TASK DIRECTIONS:
Restate the material word for word and leave out anything that is a picture.
* Begin *
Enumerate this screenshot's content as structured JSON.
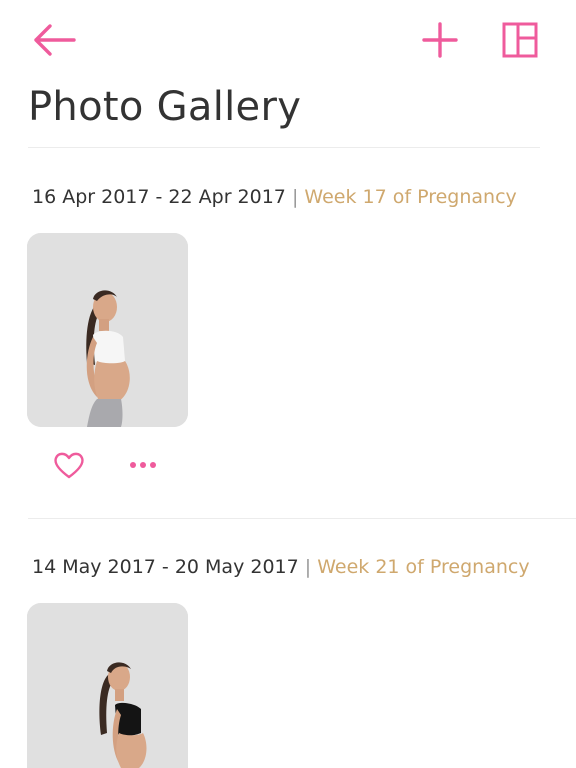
{
  "header": {
    "title": "Photo Gallery",
    "icons": {
      "back": "arrow-left-icon",
      "add": "plus-icon",
      "layout": "grid-layout-icon"
    },
    "accent_color": "#ef5b9c"
  },
  "sections": [
    {
      "date_range": "16 Apr 2017 - 22 Apr 2017",
      "separator": "|",
      "week_label": "Week 17  of Pregnancy",
      "photo_alt": "pregnant woman in white top, side profile",
      "actions": {
        "like_icon": "heart-icon",
        "more_icon": "more-dots-icon"
      }
    },
    {
      "date_range": "14 May 2017 - 20 May 2017",
      "separator": "|",
      "week_label": "Week 21  of Pregnancy",
      "photo_alt": "pregnant woman in black top, side profile"
    }
  ],
  "colors": {
    "week_text": "#cfa86e",
    "photo_bg": "#e0e0e0",
    "divider": "#ececec"
  }
}
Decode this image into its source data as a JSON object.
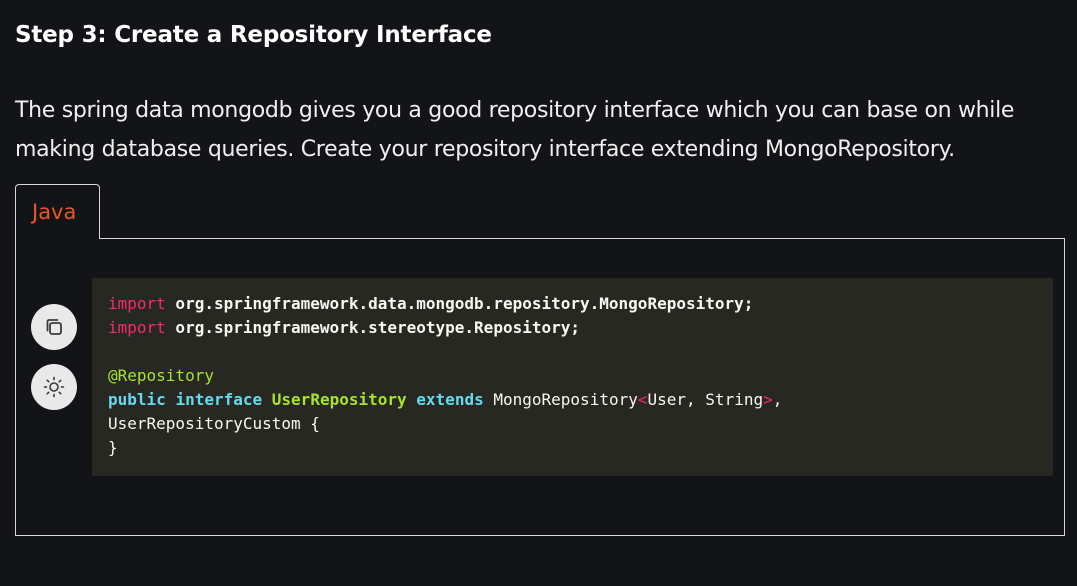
{
  "heading": "Step 3: Create a Repository Interface",
  "description": "The spring data mongodb gives you a good repository interface which you can base on while making database queries. Create your repository interface extending MongoRepository.",
  "tabs": [
    {
      "label": "Java",
      "active": true
    }
  ],
  "toolbar": {
    "copy_icon": "copy-icon",
    "theme_icon": "sun-icon"
  },
  "code": {
    "language": "Java",
    "lines": [
      {
        "kw": "import",
        "rest": " org.springframework.data.mongodb.repository.MongoRepository;"
      },
      {
        "kw": "import",
        "rest": " org.springframework.stereotype.Repository;"
      },
      {
        "annotation": "@Repository"
      },
      {
        "kw_public": "public",
        "kw_interface": "interface",
        "class_name": "UserRepository",
        "kw_extends": "extends",
        "base": "MongoRepository",
        "lt": "<",
        "generics": "User, String",
        "gt": ">",
        "trail": ","
      },
      {
        "text": "UserRepositoryCustom {"
      },
      {
        "text": "}"
      }
    ]
  },
  "colors": {
    "background": "#131417",
    "accent_tab": "#e8562a",
    "code_bg": "#272822",
    "keyword_pink": "#f92672",
    "keyword_blue": "#66d9ef",
    "class_green": "#a6e22e"
  }
}
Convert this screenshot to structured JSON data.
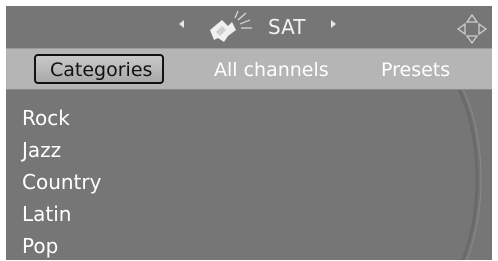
{
  "header": {
    "title": "SAT",
    "prev_icon": "chevron-left-icon",
    "next_icon": "chevron-right-icon",
    "source_icon": "satellite-icon",
    "controller_icon": "dpad-icon"
  },
  "tabs": [
    {
      "label": "Categories",
      "selected": true
    },
    {
      "label": "All channels",
      "selected": false
    },
    {
      "label": "Presets",
      "selected": false
    }
  ],
  "list": {
    "items": [
      "Rock",
      "Jazz",
      "Country",
      "Latin",
      "Pop"
    ]
  },
  "colors": {
    "screen_bg": "#767676",
    "tabbar_bg": "#b5b5b5",
    "text": "#ffffff",
    "selected_text": "#111111"
  }
}
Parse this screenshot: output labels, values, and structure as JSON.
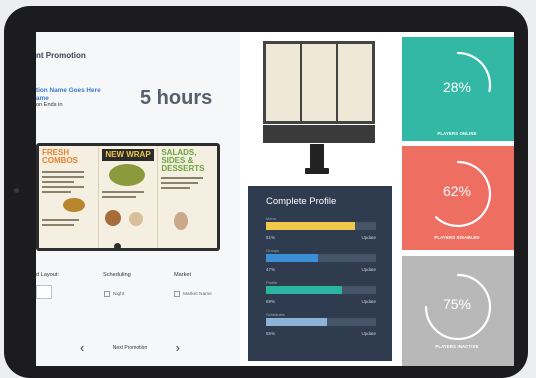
{
  "promo": {
    "title": "nt Promotion",
    "name_line1": "tion Name Goes Here",
    "name_line2": "ame",
    "ends_label": "on Ends in",
    "hours": "5 hours",
    "menu": {
      "col1_head": "FRESH COMBOS",
      "col2_head": "NEW WRAP",
      "col3_head": "SALADS, SIDES & DESSERTS"
    },
    "layout_label": "d Layout:",
    "scheduling_label": "Scheduling",
    "market_label": "Market",
    "scheduling_option": "Night",
    "market_option": "Market Name",
    "next_label": "Next Promotion"
  },
  "profile": {
    "title": "Complete Profile",
    "rows": [
      {
        "label": "Menu",
        "percent": "81%",
        "action": "Update",
        "value": 81,
        "color": "#f0c94c"
      },
      {
        "label": "Groups",
        "percent": "47%",
        "action": "Update",
        "value": 47,
        "color": "#3b8fd4"
      },
      {
        "label": "Profile",
        "percent": "69%",
        "action": "Update",
        "value": 69,
        "color": "#2ab5a2"
      },
      {
        "label": "Schedules",
        "percent": "55%",
        "action": "Update",
        "value": 55,
        "color": "#8fb3d6"
      }
    ]
  },
  "stats": [
    {
      "value": "28%",
      "label": "PLAYERS ONLINE",
      "fraction": 0.28,
      "color": "#32b8a4"
    },
    {
      "value": "62%",
      "label": "PLAYERS DISABLED",
      "fraction": 0.62,
      "color": "#ee6f61"
    },
    {
      "value": "75%",
      "label": "PLAYERS INACTIVE",
      "fraction": 0.75,
      "color": "#b8b8b8"
    }
  ]
}
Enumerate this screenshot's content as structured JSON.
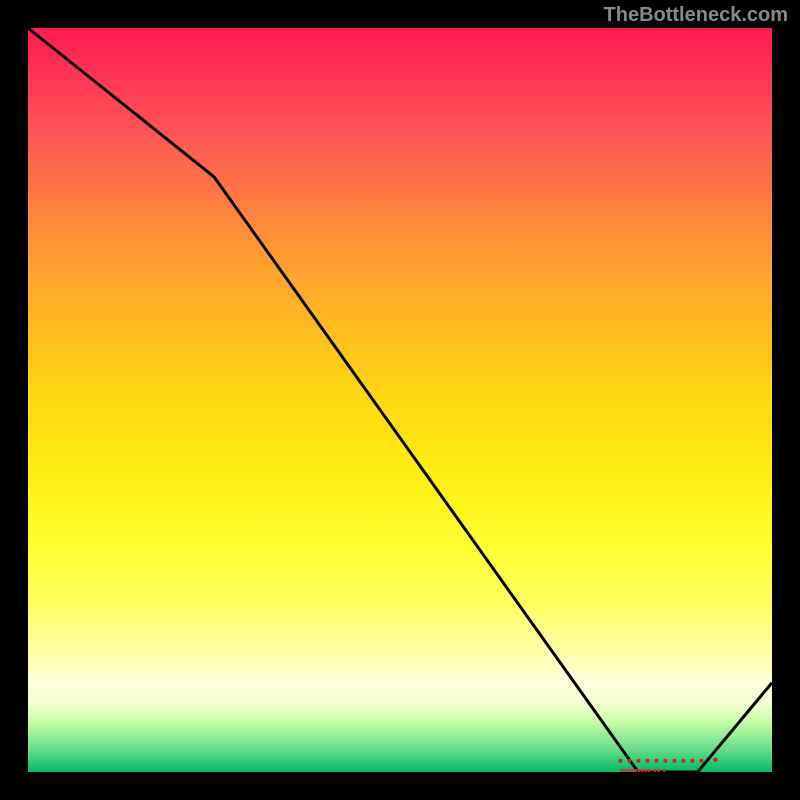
* End *
TASK SOLUTION:
Enumerate this screenshot's content as structured JSON.
{
  "header": {
    "title": "Photo Gallery",
    "icons": {
      "back": "arrow-left-icon",
      "add": "plus-icon",
      "layout": "grid-layout-icon"
    },
    "accent_color": "#ef5b9c"
  },
  "sections": [
    {
      "date_range": "16 Apr 2017 - 22 Apr 2017",
      "separator": "|",
      "week_label": "Week 17  of Pregnancy",
      "photo_alt": "pregnant woman in white top, side profile",
      "actions": {
        "like_icon": "heart-icon",
        "more_icon": "more-dots-icon"
      }
    },
    {
      "date_range": "14 May 2017 - 20 May 2017",
      "separator": "|",
      "week_label": "Week 21  of Pregnancy",
      "photo_alt": "pregnant woman in black top, side profile"
    }
  ],
  "colors": {
    "week_text": "#cfa86e",
    "photo_bg": "#e0e0e0",
    "divider": "#ececec"
  }
}
Decode this image into its source data as a JSON object.
{
  "heading": "Step 3: Create a Repository Interface",
  "description": "The spring data mongodb gives you a good repository interface which you can base on while making database queries. Create your repository interface extending MongoRepository.",
  "tabs": [
    {
      "label": "Java",
      "active": true
    }
  ],
  "toolbar": {
    "copy_icon": "copy-icon",
    "theme_icon": "sun-icon"
  },
  "code": {
    "language": "Java",
    "lines": [
      {
        "kw": "import",
        "rest": " org.springframework.data.mongodb.repository.MongoRepository;"
      },
      {
        "kw": "import",
        "rest": " org.springframework.stereotype.Repository;"
      },
      {
        "annotation": "@Repository"
      },
      {
        "kw_public": "public",
        "kw_interface": "interface",
        "class_name": "UserRepository",
        "kw_extends": "extends",
        "base": "MongoRepository",
        "lt": "<",
        "generics": "User, String",
        "gt": ">",
        "trail": ","
      },
      {
        "text": "UserRepositoryCustom {"
      },
      {
        "text": "}"
      }
    ]
  },
  "colors": {
    "background": "#131417",
    "accent_tab": "#e8562a",
    "code_bg": "#272822",
    "keyword_pink": "#f92672",
    "keyword_blue": "#66d9ef",
    "class_green": "#a6e22e"
  }
}
Convert this screenshot to structured JSON data.
{
  "header": {
    "title": "SAT",
    "prev_icon": "chevron-left-icon",
    "next_icon": "chevron-right-icon",
    "source_icon": "satellite-icon",
    "controller_icon": "dpad-icon"
  },
  "tabs": [
    {
      "label": "Categories",
      "selected": true
    },
    {
      "label": "All channels",
      "selected": false
    },
    {
      "label": "Presets",
      "selected": false
    }
  ],
  "list": {
    "items": [
      "Rock",
      "Jazz",
      "Country",
      "Latin",
      "Pop"
    ]
  },
  "colors": {
    "screen_bg": "#767676",
    "tabbar_bg": "#b5b5b5",
    "text": "#ffffff",
    "selected_text": "#111111"
  }
}
Parse this screenshot: output labels, values, and structure as JSON.
{
  "promo": {
    "title": "nt Promotion",
    "name_line1": "tion Name Goes Here",
    "name_line2": "ame",
    "ends_label": "on Ends in",
    "hours": "5 hours",
    "menu": {
      "col1_head": "FRESH COMBOS",
      "col2_head": "NEW WRAP",
      "col3_head": "SALADS, SIDES & DESSERTS"
    },
    "layout_label": "d Layout:",
    "scheduling_label": "Scheduling",
    "market_label": "Market",
    "scheduling_option": "Night",
    "market_option": "Market Name",
    "next_label": "Next Promotion"
  },
  "profile": {
    "title": "Complete Profile",
    "rows": [
      {
        "label": "Menu",
        "percent": "81%",
        "action": "Update",
        "value": 81,
        "color": "#f0c94c"
      },
      {
        "label": "Groups",
        "percent": "47%",
        "action": "Update",
        "value": 47,
        "color": "#3b8fd4"
      },
      {
        "label": "Profile",
        "percent": "69%",
        "action": "Update",
        "value": 69,
        "color": "#2ab5a2"
      },
      {
        "label": "Schedules",
        "percent": "55%",
        "action": "Update",
        "value": 55,
        "color": "#8fb3d6"
      }
    ]
  },
  "stats": [
    {
      "value": "28%",
      "label": "PLAYERS ONLINE",
      "fraction": 0.28,
      "color": "#32b8a4"
    },
    {
      "value": "62%",
      "label": "PLAYERS DISABLED",
      "fraction": 0.62,
      "color": "#ee6f61"
    },
    {
      "value": "75%",
      "label": "PLAYERS INACTIVE",
      "fraction": 0.75,
      "color": "#b8b8b8"
    }
  ]
}
Enumerate this screenshot's content as structured JSON.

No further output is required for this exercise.